Exercise instructions: Your job is to restate each entry word for word.

Saved entries

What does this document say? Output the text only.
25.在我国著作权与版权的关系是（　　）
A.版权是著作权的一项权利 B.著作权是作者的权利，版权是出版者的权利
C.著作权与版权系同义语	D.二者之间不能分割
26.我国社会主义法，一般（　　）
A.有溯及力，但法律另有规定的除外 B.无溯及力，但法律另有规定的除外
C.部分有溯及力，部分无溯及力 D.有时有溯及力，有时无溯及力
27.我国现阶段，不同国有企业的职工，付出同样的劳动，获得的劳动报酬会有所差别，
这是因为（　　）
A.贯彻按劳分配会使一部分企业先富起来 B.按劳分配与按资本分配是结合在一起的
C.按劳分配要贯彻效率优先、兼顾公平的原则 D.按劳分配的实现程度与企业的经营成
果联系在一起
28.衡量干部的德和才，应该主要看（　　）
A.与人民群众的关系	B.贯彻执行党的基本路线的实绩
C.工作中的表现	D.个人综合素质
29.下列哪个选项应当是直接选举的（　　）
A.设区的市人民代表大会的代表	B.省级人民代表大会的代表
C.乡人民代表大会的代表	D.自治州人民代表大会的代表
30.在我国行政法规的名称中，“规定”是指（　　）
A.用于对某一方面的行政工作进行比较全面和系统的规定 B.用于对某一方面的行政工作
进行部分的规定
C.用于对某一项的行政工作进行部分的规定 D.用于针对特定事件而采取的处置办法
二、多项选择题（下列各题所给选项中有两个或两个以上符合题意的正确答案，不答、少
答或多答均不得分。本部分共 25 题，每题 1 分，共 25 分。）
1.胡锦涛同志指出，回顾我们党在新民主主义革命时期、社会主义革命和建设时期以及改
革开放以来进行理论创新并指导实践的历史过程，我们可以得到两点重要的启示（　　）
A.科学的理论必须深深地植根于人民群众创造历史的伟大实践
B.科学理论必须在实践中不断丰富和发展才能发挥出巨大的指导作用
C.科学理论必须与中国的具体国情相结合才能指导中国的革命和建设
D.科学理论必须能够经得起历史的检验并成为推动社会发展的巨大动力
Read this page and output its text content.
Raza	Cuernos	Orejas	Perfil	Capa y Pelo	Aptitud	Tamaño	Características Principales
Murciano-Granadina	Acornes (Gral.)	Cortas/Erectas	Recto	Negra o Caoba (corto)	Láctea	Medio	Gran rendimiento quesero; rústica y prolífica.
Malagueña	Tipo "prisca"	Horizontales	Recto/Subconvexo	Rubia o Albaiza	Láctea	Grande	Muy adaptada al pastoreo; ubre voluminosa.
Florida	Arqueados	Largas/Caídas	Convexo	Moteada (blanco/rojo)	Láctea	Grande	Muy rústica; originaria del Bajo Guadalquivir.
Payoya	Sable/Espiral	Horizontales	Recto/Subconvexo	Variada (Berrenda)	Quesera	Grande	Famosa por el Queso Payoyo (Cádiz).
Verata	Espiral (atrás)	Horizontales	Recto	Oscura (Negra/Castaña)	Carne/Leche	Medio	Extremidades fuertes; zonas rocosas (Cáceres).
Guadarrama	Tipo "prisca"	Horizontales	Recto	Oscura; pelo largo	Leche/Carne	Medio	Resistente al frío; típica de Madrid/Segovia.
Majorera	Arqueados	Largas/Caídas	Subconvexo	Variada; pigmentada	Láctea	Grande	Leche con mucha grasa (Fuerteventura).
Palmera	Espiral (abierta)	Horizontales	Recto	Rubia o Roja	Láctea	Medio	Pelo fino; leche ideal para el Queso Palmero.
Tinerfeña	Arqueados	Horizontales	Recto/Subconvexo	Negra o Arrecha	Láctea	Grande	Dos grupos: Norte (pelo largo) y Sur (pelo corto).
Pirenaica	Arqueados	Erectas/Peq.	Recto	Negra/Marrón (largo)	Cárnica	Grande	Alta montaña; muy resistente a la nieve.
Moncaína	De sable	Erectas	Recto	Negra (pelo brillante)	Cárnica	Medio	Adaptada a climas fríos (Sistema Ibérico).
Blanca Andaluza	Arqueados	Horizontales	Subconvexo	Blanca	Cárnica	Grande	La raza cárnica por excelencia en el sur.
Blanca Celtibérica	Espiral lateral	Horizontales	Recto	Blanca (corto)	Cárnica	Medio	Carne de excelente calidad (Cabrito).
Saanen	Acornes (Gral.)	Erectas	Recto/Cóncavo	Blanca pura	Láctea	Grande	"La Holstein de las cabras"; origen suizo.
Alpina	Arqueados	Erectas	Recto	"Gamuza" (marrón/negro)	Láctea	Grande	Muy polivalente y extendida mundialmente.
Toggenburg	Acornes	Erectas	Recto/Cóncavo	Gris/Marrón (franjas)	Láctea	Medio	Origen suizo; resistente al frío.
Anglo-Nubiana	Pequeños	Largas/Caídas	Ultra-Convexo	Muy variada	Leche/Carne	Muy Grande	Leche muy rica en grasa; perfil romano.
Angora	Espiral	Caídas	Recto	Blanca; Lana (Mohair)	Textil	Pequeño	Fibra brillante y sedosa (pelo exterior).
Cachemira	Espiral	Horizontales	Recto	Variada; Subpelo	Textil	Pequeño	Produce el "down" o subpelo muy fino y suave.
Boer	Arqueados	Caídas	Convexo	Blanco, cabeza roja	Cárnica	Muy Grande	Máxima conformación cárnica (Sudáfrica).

Result for this exercise:
What does this document say? Output the text only.
25.在我国著作权与版权的关系是（　　）
A.版权是著作权的一项权利 B.著作权是作者的权利，版权是出版者的权利
C.著作权与版权系同义语	D.二者之间不能分割
26.我国社会主义法，一般（　　）
A.有溯及力，但法律另有规定的除外 B.无溯及力，但法律另有规定的除外
C.部分有溯及力，部分无溯及力 D.有时有溯及力，有时无溯及力
27.我国现阶段，不同国有企业的职工，付出同样的劳动，获得的劳动报酬会有所差别，
这是因为（　　）
A.贯彻按劳分配会使一部分企业先富起来 B.按劳分配与按资本分配是结合在一起的
C.按劳分配要贯彻效率优先、兼顾公平的原则 D.按劳分配的实现程度与企业的经营成
果联系在一起
28.衡量干部的德和才，应该主要看（　　）
A.与人民群众的关系	B.贯彻执行党的基本路线的实绩
C.工作中的表现	D.个人综合素质
29.下列哪个选项应当是直接选举的（　　）
A.设区的市人民代表大会的代表	B.省级人民代表大会的代表
C.乡人民代表大会的代表	D.自治州人民代表大会的代表
30.在我国行政法规的名称中，“规定”是指（　　）
A.用于对某一方面的行政工作进行比较全面和系统的规定 B.用于对某一方面的行政工作
进行部分的规定
C.用于对某一项的行政工作进行部分的规定 D.用于针对特定事件而采取的处置办法
二、多项选择题（下列各题所给选项中有两个或两个以上符合题意的正确答案，不答、少
答或多答均不得分。本部分共 25 题，每题 1 分，共 25 分。）
1.胡锦涛同志指出，回顾我们党在新民主主义革命时期、社会主义革命和建设时期以及改
革开放以来进行理论创新并指导实践的历史过程，我们可以得到两点重要的启示（　　）
A.科学的理论必须深深地植根于人民群众创造历史的伟大实践
B.科学理论必须在实践中不断丰富和发展才能发挥出巨大的指导作用
C.科学理论必须与中国的具体国情相结合才能指导中国的革命和建设
D.科学理论必须能够经得起历史的检验并成为推动社会发展的巨大动力
Read this page and output its text content.
Raza	Cuernos	Orejas	Perfil	Capa y Pelo	Aptitud	Tamaño	Características Principales
Murciano-Granadina	Acornes (Gral.)	Cortas/Erectas	Recto	Negra o Caoba (corto)	Láctea	Medio	Gran rendimiento quesero; rústica y prolífica.
Malagueña	Tipo "prisca"	Horizontales	Recto/Subconvexo	Rubia o Albaiza	Láctea	Grande	Muy adaptada al pastoreo; ubre voluminosa.
Florida	Arqueados	Largas/Caídas	Convexo	Moteada (blanco/rojo)	Láctea	Grande	Muy rústica; originaria del Bajo Guadalquivir.
Payoya	Sable/Espiral	Horizontales	Recto/Subconvexo	Variada (Berrenda)	Quesera	Grande	Famosa por el Queso Payoyo (Cádiz).
Verata	Espiral (atrás)	Horizontales	Recto	Oscura (Negra/Castaña)	Carne/Leche	Medio	Extremidades fuertes; zonas rocosas (Cáceres).
Guadarrama	Tipo "prisca"	Horizontales	Recto	Oscura; pelo largo	Leche/Carne	Medio	Resistente al frío; típica de Madrid/Segovia.
Majorera	Arqueados	Largas/Caídas	Subconvexo	Variada; pigmentada	Láctea	Grande	Leche con mucha grasa (Fuerteventura).
Palmera	Espiral (abierta)	Horizontales	Recto	Rubia o Roja	Láctea	Medio	Pelo fino; leche ideal para el Queso Palmero.
Tinerfeña	Arqueados	Horizontales	Recto/Subconvexo	Negra o Arrecha	Láctea	Grande	Dos grupos: Norte (pelo largo) y Sur (pelo corto).
Pirenaica	Arqueados	Erectas/Peq.	Recto	Negra/Marrón (largo)	Cárnica	Grande	Alta montaña; muy resistente a la nieve.
Moncaína	De sable	Erectas	Recto	Negra (pelo brillante)	Cárnica	Medio	Adaptada a climas fríos (Sistema Ibérico).
Blanca Andaluza	Arqueados	Horizontales	Subconvexo	Blanca	Cárnica	Grande	La raza cárnica por excelencia en el sur.
Blanca Celtibérica	Espiral lateral	Horizontales	Recto	Blanca (corto)	Cárnica	Medio	Carne de excelente calidad (Cabrito).
Saanen	Acornes (Gral.)	Erectas	Recto/Cóncavo	Blanca pura	Láctea	Grande	"La Holstein de las cabras"; origen suizo.
Alpina	Arqueados	Erectas	Recto	"Gamuza" (marrón/negro)	Láctea	Grande	Muy polivalente y extendida mundialmente.
Toggenburg	Acornes	Erectas	Recto/Cóncavo	Gris/Marrón (franjas)	Láctea	Medio	Origen suizo; resistente al frío.
Anglo-Nubiana	Pequeños	Largas/Caídas	Ultra-Convexo	Muy variada	Leche/Carne	Muy Grande	Leche muy rica en grasa; perfil romano.
Angora	Espiral	Caídas	Recto	Blanca; Lana (Mohair)	Textil	Pequeño	Fibra brillante y sedosa (pelo exterior).
Cachemira	Espiral	Horizontales	Recto	Variada; Subpelo	Textil	Pequeño	Produce el "down" o subpelo muy fino y suave.
Boer	Arqueados	Caídas	Convexo	Blanco, cabeza roja	Cárnica	Muy Grande	Máxima conformación cárnica (Sudáfrica).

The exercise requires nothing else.